EXERCISE: Repeat the records exactly. Every line must match.

Dataset rows about figures
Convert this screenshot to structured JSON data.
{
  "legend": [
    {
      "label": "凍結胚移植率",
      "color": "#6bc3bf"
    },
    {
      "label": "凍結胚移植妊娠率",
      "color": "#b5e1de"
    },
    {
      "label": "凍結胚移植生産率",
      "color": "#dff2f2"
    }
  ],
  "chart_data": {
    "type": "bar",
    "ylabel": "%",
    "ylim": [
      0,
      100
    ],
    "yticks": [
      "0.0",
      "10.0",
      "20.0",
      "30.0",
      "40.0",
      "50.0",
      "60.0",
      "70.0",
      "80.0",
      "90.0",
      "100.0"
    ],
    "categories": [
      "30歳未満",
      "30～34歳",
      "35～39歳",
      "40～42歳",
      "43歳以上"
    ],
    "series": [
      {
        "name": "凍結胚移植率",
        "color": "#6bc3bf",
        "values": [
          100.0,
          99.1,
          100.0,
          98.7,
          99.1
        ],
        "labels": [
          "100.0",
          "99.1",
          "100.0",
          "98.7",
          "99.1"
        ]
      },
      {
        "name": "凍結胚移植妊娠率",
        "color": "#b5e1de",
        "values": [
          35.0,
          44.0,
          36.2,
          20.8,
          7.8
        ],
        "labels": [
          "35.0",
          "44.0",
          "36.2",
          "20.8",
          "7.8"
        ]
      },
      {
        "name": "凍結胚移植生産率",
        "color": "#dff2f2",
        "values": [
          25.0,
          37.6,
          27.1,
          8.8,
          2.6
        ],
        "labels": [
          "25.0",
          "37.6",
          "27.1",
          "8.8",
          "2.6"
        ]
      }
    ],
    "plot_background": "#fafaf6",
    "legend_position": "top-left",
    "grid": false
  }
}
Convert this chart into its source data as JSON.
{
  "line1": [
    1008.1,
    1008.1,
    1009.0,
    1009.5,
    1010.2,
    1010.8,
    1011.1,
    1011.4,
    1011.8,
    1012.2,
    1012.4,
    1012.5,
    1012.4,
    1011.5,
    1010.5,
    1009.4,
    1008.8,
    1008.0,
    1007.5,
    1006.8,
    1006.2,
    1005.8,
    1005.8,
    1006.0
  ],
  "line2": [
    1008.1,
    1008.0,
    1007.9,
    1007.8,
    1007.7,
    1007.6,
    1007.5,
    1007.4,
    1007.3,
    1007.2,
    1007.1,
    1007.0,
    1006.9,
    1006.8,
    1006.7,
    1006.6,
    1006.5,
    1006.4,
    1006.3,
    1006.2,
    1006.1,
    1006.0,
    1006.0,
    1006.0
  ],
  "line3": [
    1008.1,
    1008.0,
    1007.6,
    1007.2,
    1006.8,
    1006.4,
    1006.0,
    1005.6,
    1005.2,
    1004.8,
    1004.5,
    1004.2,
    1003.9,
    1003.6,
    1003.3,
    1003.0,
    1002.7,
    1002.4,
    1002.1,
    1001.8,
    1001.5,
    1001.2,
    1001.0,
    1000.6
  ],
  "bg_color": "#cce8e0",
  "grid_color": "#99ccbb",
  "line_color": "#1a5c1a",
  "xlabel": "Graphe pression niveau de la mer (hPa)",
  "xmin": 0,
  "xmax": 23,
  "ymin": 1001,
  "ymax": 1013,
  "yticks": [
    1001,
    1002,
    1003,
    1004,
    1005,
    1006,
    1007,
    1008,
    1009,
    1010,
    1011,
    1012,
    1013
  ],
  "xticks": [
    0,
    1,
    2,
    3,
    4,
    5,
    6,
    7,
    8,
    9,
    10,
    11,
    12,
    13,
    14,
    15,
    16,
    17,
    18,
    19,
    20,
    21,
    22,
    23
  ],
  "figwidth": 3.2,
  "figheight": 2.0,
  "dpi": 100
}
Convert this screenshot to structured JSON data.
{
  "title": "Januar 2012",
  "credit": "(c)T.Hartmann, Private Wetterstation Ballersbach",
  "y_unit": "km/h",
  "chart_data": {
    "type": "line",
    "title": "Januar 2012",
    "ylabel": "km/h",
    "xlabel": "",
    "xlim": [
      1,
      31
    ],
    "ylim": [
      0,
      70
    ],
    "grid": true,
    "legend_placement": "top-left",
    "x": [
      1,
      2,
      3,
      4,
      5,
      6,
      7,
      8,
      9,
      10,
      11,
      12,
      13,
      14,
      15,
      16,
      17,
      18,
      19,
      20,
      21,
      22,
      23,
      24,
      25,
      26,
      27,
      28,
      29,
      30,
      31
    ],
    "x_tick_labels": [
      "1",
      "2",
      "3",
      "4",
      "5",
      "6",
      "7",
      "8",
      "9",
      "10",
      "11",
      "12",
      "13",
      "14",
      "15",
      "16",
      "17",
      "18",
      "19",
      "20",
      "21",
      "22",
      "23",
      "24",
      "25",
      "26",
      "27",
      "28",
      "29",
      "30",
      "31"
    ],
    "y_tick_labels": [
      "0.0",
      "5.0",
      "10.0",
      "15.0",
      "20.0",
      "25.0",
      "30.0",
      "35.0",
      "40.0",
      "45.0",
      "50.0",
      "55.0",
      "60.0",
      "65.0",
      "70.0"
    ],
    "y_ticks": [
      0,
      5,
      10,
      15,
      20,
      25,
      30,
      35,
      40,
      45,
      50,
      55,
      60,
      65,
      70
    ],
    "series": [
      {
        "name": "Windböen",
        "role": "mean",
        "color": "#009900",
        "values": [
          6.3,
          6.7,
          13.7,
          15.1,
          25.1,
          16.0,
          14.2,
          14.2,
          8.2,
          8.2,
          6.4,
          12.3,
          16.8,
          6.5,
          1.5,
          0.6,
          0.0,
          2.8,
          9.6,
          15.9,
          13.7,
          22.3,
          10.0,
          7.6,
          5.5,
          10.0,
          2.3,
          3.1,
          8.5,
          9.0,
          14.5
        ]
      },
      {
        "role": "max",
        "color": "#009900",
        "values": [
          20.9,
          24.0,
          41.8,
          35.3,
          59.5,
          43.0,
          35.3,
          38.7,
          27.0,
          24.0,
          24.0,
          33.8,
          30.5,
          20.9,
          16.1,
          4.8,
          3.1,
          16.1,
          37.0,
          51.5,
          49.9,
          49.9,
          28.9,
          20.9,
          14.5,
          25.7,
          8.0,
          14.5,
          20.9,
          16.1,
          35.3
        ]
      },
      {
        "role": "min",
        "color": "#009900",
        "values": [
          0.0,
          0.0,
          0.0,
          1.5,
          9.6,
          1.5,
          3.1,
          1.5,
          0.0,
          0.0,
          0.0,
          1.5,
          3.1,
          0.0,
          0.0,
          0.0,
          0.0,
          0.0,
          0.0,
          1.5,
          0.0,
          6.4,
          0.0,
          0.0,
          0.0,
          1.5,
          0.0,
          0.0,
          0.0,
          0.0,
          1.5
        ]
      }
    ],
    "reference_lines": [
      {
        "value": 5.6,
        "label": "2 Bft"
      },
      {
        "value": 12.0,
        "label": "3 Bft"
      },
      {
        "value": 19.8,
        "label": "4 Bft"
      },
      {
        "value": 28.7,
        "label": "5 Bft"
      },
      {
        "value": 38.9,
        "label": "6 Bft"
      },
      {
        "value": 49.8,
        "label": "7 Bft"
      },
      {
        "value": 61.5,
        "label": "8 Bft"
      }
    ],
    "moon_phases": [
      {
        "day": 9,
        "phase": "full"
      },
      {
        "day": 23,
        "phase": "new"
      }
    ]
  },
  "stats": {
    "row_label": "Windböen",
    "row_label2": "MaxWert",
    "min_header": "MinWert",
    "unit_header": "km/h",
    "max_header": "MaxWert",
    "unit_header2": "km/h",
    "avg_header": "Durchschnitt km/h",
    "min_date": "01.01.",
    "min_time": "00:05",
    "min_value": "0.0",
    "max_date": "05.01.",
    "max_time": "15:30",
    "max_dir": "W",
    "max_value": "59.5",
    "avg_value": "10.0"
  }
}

ANSWER TO THE PROBLEM:
Convert this screenshot to structured JSON data.
{
  "legend": [
    {
      "label": "凍結胚移植率",
      "color": "#6bc3bf"
    },
    {
      "label": "凍結胚移植妊娠率",
      "color": "#b5e1de"
    },
    {
      "label": "凍結胚移植生産率",
      "color": "#dff2f2"
    }
  ],
  "chart_data": {
    "type": "bar",
    "ylabel": "%",
    "ylim": [
      0,
      100
    ],
    "yticks": [
      "0.0",
      "10.0",
      "20.0",
      "30.0",
      "40.0",
      "50.0",
      "60.0",
      "70.0",
      "80.0",
      "90.0",
      "100.0"
    ],
    "categories": [
      "30歳未満",
      "30～34歳",
      "35～39歳",
      "40～42歳",
      "43歳以上"
    ],
    "series": [
      {
        "name": "凍結胚移植率",
        "color": "#6bc3bf",
        "values": [
          100.0,
          99.1,
          100.0,
          98.7,
          99.1
        ],
        "labels": [
          "100.0",
          "99.1",
          "100.0",
          "98.7",
          "99.1"
        ]
      },
      {
        "name": "凍結胚移植妊娠率",
        "color": "#b5e1de",
        "values": [
          35.0,
          44.0,
          36.2,
          20.8,
          7.8
        ],
        "labels": [
          "35.0",
          "44.0",
          "36.2",
          "20.8",
          "7.8"
        ]
      },
      {
        "name": "凍結胚移植生産率",
        "color": "#dff2f2",
        "values": [
          25.0,
          37.6,
          27.1,
          8.8,
          2.6
        ],
        "labels": [
          "25.0",
          "37.6",
          "27.1",
          "8.8",
          "2.6"
        ]
      }
    ],
    "plot_background": "#fafaf6",
    "legend_position": "top-left",
    "grid": false
  }
}
Convert this chart into its source data as JSON.
{
  "line1": [
    1008.1,
    1008.1,
    1009.0,
    1009.5,
    1010.2,
    1010.8,
    1011.1,
    1011.4,
    1011.8,
    1012.2,
    1012.4,
    1012.5,
    1012.4,
    1011.5,
    1010.5,
    1009.4,
    1008.8,
    1008.0,
    1007.5,
    1006.8,
    1006.2,
    1005.8,
    1005.8,
    1006.0
  ],
  "line2": [
    1008.1,
    1008.0,
    1007.9,
    1007.8,
    1007.7,
    1007.6,
    1007.5,
    1007.4,
    1007.3,
    1007.2,
    1007.1,
    1007.0,
    1006.9,
    1006.8,
    1006.7,
    1006.6,
    1006.5,
    1006.4,
    1006.3,
    1006.2,
    1006.1,
    1006.0,
    1006.0,
    1006.0
  ],
  "line3": [
    1008.1,
    1008.0,
    1007.6,
    1007.2,
    1006.8,
    1006.4,
    1006.0,
    1005.6,
    1005.2,
    1004.8,
    1004.5,
    1004.2,
    1003.9,
    1003.6,
    1003.3,
    1003.0,
    1002.7,
    1002.4,
    1002.1,
    1001.8,
    1001.5,
    1001.2,
    1001.0,
    1000.6
  ],
  "bg_color": "#cce8e0",
  "grid_color": "#99ccbb",
  "line_color": "#1a5c1a",
  "xlabel": "Graphe pression niveau de la mer (hPa)",
  "xmin": 0,
  "xmax": 23,
  "ymin": 1001,
  "ymax": 1013,
  "yticks": [
    1001,
    1002,
    1003,
    1004,
    1005,
    1006,
    1007,
    1008,
    1009,
    1010,
    1011,
    1012,
    1013
  ],
  "xticks": [
    0,
    1,
    2,
    3,
    4,
    5,
    6,
    7,
    8,
    9,
    10,
    11,
    12,
    13,
    14,
    15,
    16,
    17,
    18,
    19,
    20,
    21,
    22,
    23
  ],
  "figwidth": 3.2,
  "figheight": 2.0,
  "dpi": 100
}
Convert this screenshot to structured JSON data.
{
  "title": "Januar 2012",
  "credit": "(c)T.Hartmann, Private Wetterstation Ballersbach",
  "y_unit": "km/h",
  "chart_data": {
    "type": "line",
    "title": "Januar 2012",
    "ylabel": "km/h",
    "xlabel": "",
    "xlim": [
      1,
      31
    ],
    "ylim": [
      0,
      70
    ],
    "grid": true,
    "legend_placement": "top-left",
    "x": [
      1,
      2,
      3,
      4,
      5,
      6,
      7,
      8,
      9,
      10,
      11,
      12,
      13,
      14,
      15,
      16,
      17,
      18,
      19,
      20,
      21,
      22,
      23,
      24,
      25,
      26,
      27,
      28,
      29,
      30,
      31
    ],
    "x_tick_labels": [
      "1",
      "2",
      "3",
      "4",
      "5",
      "6",
      "7",
      "8",
      "9",
      "10",
      "11",
      "12",
      "13",
      "14",
      "15",
      "16",
      "17",
      "18",
      "19",
      "20",
      "21",
      "22",
      "23",
      "24",
      "25",
      "26",
      "27",
      "28",
      "29",
      "30",
      "31"
    ],
    "y_tick_labels": [
      "0.0",
      "5.0",
      "10.0",
      "15.0",
      "20.0",
      "25.0",
      "30.0",
      "35.0",
      "40.0",
      "45.0",
      "50.0",
      "55.0",
      "60.0",
      "65.0",
      "70.0"
    ],
    "y_ticks": [
      0,
      5,
      10,
      15,
      20,
      25,
      30,
      35,
      40,
      45,
      50,
      55,
      60,
      65,
      70
    ],
    "series": [
      {
        "name": "Windböen",
        "role": "mean",
        "color": "#009900",
        "values": [
          6.3,
          6.7,
          13.7,
          15.1,
          25.1,
          16.0,
          14.2,
          14.2,
          8.2,
          8.2,
          6.4,
          12.3,
          16.8,
          6.5,
          1.5,
          0.6,
          0.0,
          2.8,
          9.6,
          15.9,
          13.7,
          22.3,
          10.0,
          7.6,
          5.5,
          10.0,
          2.3,
          3.1,
          8.5,
          9.0,
          14.5
        ]
      },
      {
        "role": "max",
        "color": "#009900",
        "values": [
          20.9,
          24.0,
          41.8,
          35.3,
          59.5,
          43.0,
          35.3,
          38.7,
          27.0,
          24.0,
          24.0,
          33.8,
          30.5,
          20.9,
          16.1,
          4.8,
          3.1,
          16.1,
          37.0,
          51.5,
          49.9,
          49.9,
          28.9,
          20.9,
          14.5,
          25.7,
          8.0,
          14.5,
          20.9,
          16.1,
          35.3
        ]
      },
      {
        "role": "min",
        "color": "#009900",
        "values": [
          0.0,
          0.0,
          0.0,
          1.5,
          9.6,
          1.5,
          3.1,
          1.5,
          0.0,
          0.0,
          0.0,
          1.5,
          3.1,
          0.0,
          0.0,
          0.0,
          0.0,
          0.0,
          0.0,
          1.5,
          0.0,
          6.4,
          0.0,
          0.0,
          0.0,
          1.5,
          0.0,
          0.0,
          0.0,
          0.0,
          1.5
        ]
      }
    ],
    "reference_lines": [
      {
        "value": 5.6,
        "label": "2 Bft"
      },
      {
        "value": 12.0,
        "label": "3 Bft"
      },
      {
        "value": 19.8,
        "label": "4 Bft"
      },
      {
        "value": 28.7,
        "label": "5 Bft"
      },
      {
        "value": 38.9,
        "label": "6 Bft"
      },
      {
        "value": 49.8,
        "label": "7 Bft"
      },
      {
        "value": 61.5,
        "label": "8 Bft"
      }
    ],
    "moon_phases": [
      {
        "day": 9,
        "phase": "full"
      },
      {
        "day": 23,
        "phase": "new"
      }
    ]
  },
  "stats": {
    "row_label": "Windböen",
    "row_label2": "MaxWert",
    "min_header": "MinWert",
    "unit_header": "km/h",
    "max_header": "MaxWert",
    "unit_header2": "km/h",
    "avg_header": "Durchschnitt km/h",
    "min_date": "01.01.",
    "min_time": "00:05",
    "min_value": "0.0",
    "max_date": "05.01.",
    "max_time": "15:30",
    "max_dir": "W",
    "max_value": "59.5",
    "avg_value": "10.0"
  }
}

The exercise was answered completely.